START Data provided

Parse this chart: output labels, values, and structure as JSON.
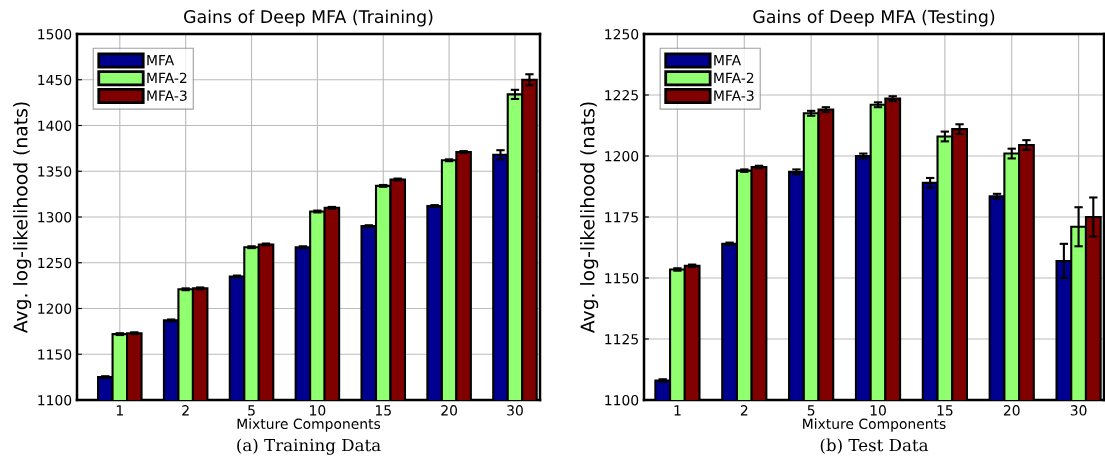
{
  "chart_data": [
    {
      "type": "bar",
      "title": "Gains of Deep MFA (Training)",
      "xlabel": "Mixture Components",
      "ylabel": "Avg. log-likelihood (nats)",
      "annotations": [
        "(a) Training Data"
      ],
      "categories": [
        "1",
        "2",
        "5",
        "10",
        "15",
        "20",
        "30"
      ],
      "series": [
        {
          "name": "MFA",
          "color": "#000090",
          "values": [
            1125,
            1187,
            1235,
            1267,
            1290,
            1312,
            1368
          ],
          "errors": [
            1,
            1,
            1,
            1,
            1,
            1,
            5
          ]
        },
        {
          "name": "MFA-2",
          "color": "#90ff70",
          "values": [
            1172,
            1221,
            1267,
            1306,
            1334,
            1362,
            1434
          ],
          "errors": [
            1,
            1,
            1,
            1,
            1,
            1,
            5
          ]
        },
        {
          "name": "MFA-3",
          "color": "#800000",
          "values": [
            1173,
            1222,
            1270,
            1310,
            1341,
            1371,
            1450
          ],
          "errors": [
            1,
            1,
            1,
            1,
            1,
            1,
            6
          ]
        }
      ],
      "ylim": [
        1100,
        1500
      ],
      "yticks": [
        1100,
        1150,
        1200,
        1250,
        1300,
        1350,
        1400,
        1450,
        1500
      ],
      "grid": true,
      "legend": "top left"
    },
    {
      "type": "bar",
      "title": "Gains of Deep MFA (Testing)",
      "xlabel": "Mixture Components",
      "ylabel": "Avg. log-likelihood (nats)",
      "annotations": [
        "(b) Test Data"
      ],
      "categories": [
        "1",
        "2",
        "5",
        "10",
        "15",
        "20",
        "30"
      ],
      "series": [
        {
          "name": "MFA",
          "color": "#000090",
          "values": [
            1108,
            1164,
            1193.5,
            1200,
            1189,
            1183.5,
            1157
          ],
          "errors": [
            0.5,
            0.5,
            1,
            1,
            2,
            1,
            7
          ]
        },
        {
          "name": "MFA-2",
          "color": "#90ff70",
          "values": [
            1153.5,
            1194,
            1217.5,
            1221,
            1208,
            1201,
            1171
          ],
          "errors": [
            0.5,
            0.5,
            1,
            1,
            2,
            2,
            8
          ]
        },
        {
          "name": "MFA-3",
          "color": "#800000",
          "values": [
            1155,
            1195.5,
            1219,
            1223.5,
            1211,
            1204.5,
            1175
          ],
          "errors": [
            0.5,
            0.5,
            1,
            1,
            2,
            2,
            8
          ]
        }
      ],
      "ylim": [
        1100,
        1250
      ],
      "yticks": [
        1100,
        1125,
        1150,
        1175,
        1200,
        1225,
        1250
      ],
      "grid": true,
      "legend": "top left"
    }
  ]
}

END Data provided

_Exercise goal_
Without the pictures, write out the whole listing above exactly as it appears.

_In response_
Parse this chart: output labels, values, and structure as JSON.
{
  "chart_data": [
    {
      "type": "bar",
      "title": "Gains of Deep MFA (Training)",
      "xlabel": "Mixture Components",
      "ylabel": "Avg. log-likelihood (nats)",
      "annotations": [
        "(a) Training Data"
      ],
      "categories": [
        "1",
        "2",
        "5",
        "10",
        "15",
        "20",
        "30"
      ],
      "series": [
        {
          "name": "MFA",
          "color": "#000090",
          "values": [
            1125,
            1187,
            1235,
            1267,
            1290,
            1312,
            1368
          ],
          "errors": [
            1,
            1,
            1,
            1,
            1,
            1,
            5
          ]
        },
        {
          "name": "MFA-2",
          "color": "#90ff70",
          "values": [
            1172,
            1221,
            1267,
            1306,
            1334,
            1362,
            1434
          ],
          "errors": [
            1,
            1,
            1,
            1,
            1,
            1,
            5
          ]
        },
        {
          "name": "MFA-3",
          "color": "#800000",
          "values": [
            1173,
            1222,
            1270,
            1310,
            1341,
            1371,
            1450
          ],
          "errors": [
            1,
            1,
            1,
            1,
            1,
            1,
            6
          ]
        }
      ],
      "ylim": [
        1100,
        1500
      ],
      "yticks": [
        1100,
        1150,
        1200,
        1250,
        1300,
        1350,
        1400,
        1450,
        1500
      ],
      "grid": true,
      "legend": "top left"
    },
    {
      "type": "bar",
      "title": "Gains of Deep MFA (Testing)",
      "xlabel": "Mixture Components",
      "ylabel": "Avg. log-likelihood (nats)",
      "annotations": [
        "(b) Test Data"
      ],
      "categories": [
        "1",
        "2",
        "5",
        "10",
        "15",
        "20",
        "30"
      ],
      "series": [
        {
          "name": "MFA",
          "color": "#000090",
          "values": [
            1108,
            1164,
            1193.5,
            1200,
            1189,
            1183.5,
            1157
          ],
          "errors": [
            0.5,
            0.5,
            1,
            1,
            2,
            1,
            7
          ]
        },
        {
          "name": "MFA-2",
          "color": "#90ff70",
          "values": [
            1153.5,
            1194,
            1217.5,
            1221,
            1208,
            1201,
            1171
          ],
          "errors": [
            0.5,
            0.5,
            1,
            1,
            2,
            2,
            8
          ]
        },
        {
          "name": "MFA-3",
          "color": "#800000",
          "values": [
            1155,
            1195.5,
            1219,
            1223.5,
            1211,
            1204.5,
            1175
          ],
          "errors": [
            0.5,
            0.5,
            1,
            1,
            2,
            2,
            8
          ]
        }
      ],
      "ylim": [
        1100,
        1250
      ],
      "yticks": [
        1100,
        1125,
        1150,
        1175,
        1200,
        1225,
        1250
      ],
      "grid": true,
      "legend": "top left"
    }
  ]
}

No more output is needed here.